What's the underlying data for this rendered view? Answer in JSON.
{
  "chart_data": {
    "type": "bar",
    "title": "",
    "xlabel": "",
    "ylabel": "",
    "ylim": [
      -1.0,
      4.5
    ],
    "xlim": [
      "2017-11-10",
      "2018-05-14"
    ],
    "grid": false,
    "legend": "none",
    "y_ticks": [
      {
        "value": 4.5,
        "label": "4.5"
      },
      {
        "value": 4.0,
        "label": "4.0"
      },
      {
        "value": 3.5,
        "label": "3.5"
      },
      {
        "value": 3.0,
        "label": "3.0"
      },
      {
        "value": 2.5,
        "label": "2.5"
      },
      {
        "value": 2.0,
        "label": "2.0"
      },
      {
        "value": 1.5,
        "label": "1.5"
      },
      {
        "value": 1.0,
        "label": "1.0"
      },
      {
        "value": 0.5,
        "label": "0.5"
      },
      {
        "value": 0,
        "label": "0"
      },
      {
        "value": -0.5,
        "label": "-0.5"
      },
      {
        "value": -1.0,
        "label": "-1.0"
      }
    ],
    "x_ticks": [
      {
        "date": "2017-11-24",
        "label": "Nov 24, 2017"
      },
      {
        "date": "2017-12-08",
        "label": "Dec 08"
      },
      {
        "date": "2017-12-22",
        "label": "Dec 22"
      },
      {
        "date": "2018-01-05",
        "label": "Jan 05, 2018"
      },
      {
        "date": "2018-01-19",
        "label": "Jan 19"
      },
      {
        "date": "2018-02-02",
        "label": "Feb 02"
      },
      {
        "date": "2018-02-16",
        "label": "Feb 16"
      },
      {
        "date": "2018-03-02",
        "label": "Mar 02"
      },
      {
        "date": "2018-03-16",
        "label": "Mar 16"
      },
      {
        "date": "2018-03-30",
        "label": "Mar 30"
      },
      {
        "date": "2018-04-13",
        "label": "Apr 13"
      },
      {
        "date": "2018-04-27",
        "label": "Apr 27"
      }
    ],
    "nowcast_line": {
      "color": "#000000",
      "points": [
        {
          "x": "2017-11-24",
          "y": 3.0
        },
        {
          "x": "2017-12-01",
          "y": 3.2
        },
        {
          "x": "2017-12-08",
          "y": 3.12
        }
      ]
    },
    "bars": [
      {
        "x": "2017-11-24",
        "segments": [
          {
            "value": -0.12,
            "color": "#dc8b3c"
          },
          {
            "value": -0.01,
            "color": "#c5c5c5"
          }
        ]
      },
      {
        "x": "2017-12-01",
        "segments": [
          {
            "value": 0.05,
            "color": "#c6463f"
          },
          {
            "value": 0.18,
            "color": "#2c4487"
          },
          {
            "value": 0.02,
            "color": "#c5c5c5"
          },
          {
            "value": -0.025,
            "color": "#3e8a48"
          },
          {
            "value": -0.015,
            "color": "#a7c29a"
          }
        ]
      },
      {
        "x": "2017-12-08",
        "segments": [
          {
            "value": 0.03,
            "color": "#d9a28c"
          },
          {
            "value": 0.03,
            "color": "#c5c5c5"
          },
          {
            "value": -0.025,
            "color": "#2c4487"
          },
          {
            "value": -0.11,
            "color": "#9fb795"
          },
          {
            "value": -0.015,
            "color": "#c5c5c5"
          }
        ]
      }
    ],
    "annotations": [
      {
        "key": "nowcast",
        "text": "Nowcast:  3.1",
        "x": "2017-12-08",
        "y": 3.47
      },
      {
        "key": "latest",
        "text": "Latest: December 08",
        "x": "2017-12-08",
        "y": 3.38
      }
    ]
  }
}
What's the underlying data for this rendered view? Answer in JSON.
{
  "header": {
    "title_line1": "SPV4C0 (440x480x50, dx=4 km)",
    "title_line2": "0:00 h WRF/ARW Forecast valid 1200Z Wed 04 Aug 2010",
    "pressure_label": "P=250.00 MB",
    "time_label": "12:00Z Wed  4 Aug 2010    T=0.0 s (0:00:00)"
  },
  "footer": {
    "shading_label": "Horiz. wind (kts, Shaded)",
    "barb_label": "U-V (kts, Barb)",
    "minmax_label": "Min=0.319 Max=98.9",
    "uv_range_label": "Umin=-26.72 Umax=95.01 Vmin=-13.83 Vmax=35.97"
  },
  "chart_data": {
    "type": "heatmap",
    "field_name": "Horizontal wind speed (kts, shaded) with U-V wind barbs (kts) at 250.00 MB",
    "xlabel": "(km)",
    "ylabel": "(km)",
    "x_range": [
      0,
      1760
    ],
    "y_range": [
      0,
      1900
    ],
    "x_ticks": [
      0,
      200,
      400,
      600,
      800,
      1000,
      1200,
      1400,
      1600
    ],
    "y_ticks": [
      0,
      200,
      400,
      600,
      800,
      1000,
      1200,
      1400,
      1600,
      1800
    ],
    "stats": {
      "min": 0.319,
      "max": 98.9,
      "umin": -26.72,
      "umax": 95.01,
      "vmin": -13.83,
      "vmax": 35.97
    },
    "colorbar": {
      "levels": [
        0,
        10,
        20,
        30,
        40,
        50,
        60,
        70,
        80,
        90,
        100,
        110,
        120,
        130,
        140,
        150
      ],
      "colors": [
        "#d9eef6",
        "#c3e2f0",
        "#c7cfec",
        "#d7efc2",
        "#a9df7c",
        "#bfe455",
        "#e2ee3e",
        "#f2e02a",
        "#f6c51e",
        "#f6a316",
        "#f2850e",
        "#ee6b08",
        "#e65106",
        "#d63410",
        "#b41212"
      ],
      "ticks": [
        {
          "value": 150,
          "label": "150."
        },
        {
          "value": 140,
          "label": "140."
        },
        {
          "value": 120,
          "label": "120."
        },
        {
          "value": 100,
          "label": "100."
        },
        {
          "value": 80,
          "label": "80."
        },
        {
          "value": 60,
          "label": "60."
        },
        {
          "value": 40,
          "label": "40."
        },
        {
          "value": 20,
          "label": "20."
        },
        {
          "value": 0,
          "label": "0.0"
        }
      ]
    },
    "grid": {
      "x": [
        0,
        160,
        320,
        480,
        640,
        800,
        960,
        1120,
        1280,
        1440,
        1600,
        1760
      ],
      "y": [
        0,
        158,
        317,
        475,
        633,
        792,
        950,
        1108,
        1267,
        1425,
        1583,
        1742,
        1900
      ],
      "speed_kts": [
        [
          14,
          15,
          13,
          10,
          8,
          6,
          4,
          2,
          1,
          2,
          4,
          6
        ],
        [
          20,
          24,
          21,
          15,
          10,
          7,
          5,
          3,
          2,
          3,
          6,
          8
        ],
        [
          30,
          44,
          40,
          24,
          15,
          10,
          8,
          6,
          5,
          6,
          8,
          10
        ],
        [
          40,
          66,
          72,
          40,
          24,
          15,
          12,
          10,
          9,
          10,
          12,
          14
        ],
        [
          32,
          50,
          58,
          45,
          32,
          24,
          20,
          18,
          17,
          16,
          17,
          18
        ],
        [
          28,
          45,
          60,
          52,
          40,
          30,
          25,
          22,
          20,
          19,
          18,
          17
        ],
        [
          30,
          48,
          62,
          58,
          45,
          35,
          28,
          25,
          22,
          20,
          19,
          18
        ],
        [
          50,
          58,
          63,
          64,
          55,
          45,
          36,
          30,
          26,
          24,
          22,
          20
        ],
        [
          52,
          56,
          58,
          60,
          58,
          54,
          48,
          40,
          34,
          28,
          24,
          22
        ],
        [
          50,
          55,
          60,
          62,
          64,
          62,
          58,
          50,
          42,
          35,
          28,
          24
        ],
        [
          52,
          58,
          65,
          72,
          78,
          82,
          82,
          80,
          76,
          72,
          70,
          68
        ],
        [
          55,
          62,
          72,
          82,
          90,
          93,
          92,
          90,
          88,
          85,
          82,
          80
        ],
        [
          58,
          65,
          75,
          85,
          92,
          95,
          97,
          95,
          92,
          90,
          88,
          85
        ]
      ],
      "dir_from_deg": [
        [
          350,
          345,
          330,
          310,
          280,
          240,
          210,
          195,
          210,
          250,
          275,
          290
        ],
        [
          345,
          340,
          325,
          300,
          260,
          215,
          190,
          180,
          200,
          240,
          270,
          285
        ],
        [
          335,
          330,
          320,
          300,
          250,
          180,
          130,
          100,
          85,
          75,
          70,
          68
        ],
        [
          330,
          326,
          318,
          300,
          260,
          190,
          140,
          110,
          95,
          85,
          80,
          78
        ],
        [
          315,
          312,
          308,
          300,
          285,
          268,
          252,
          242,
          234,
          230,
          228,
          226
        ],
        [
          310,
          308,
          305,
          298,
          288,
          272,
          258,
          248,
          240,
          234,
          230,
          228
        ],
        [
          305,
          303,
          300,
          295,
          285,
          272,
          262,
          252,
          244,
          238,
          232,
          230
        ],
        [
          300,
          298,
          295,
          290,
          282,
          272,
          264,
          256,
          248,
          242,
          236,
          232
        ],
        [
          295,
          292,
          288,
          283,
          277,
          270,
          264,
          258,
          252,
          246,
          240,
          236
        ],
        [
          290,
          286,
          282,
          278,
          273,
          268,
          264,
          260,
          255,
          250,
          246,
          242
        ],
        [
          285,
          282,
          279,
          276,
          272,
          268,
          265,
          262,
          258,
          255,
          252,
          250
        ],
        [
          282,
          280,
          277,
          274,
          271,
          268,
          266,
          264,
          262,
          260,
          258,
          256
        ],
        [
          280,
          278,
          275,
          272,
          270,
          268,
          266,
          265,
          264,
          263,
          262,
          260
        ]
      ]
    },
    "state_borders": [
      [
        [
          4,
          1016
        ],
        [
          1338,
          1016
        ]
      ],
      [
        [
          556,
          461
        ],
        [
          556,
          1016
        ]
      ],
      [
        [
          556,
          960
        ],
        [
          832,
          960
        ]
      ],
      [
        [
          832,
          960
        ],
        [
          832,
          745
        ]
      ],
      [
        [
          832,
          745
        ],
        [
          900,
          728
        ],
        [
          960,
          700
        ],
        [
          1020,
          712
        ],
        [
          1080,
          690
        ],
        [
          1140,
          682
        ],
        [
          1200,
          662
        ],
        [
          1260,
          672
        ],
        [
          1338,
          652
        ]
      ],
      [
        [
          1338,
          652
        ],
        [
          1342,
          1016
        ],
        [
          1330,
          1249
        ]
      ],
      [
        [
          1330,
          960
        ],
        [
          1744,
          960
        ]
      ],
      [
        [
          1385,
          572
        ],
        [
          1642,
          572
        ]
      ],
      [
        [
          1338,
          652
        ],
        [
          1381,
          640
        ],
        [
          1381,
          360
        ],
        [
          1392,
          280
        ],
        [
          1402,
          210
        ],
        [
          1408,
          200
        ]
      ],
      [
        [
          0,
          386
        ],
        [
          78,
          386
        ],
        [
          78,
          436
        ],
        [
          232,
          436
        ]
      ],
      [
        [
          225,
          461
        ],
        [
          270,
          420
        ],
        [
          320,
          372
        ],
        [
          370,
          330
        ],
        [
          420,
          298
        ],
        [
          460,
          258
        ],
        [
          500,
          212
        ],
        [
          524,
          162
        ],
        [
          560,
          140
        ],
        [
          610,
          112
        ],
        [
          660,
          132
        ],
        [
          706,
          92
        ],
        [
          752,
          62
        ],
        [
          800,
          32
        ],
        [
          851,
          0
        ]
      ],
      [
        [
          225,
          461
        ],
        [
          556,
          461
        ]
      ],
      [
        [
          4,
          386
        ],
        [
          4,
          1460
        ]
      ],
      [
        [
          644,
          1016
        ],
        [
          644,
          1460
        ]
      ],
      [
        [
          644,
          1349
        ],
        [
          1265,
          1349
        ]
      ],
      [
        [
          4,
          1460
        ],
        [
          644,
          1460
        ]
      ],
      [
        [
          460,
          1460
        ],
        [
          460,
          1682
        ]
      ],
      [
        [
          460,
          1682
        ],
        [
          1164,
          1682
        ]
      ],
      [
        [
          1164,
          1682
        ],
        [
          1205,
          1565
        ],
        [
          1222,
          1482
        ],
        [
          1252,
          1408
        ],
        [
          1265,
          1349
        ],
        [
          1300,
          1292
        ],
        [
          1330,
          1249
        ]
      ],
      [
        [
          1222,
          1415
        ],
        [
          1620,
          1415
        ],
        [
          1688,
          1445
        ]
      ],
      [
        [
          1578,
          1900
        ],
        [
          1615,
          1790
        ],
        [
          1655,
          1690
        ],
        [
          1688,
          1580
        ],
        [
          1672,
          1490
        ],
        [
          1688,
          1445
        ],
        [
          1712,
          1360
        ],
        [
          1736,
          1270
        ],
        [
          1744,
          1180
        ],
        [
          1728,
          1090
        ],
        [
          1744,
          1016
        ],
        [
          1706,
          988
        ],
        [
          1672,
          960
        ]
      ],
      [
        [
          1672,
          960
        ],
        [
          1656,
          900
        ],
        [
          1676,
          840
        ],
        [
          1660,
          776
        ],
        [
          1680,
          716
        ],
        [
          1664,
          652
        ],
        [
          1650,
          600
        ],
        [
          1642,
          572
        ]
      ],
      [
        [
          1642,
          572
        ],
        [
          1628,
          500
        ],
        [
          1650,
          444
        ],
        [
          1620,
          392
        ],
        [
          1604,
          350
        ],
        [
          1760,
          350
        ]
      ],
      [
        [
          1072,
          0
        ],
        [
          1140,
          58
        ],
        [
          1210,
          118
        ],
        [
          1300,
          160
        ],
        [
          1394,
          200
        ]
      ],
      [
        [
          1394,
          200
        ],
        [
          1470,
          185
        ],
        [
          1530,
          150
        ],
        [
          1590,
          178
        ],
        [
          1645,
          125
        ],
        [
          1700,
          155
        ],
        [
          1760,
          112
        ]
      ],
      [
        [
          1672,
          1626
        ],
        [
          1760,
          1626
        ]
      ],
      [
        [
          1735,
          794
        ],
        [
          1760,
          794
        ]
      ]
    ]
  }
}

- - - -

Problem statement
Look over the material above and show each line where "text" appears.

Solved problem
        "text": "Nowcast:  3.1",
        "text": "Latest: December 08",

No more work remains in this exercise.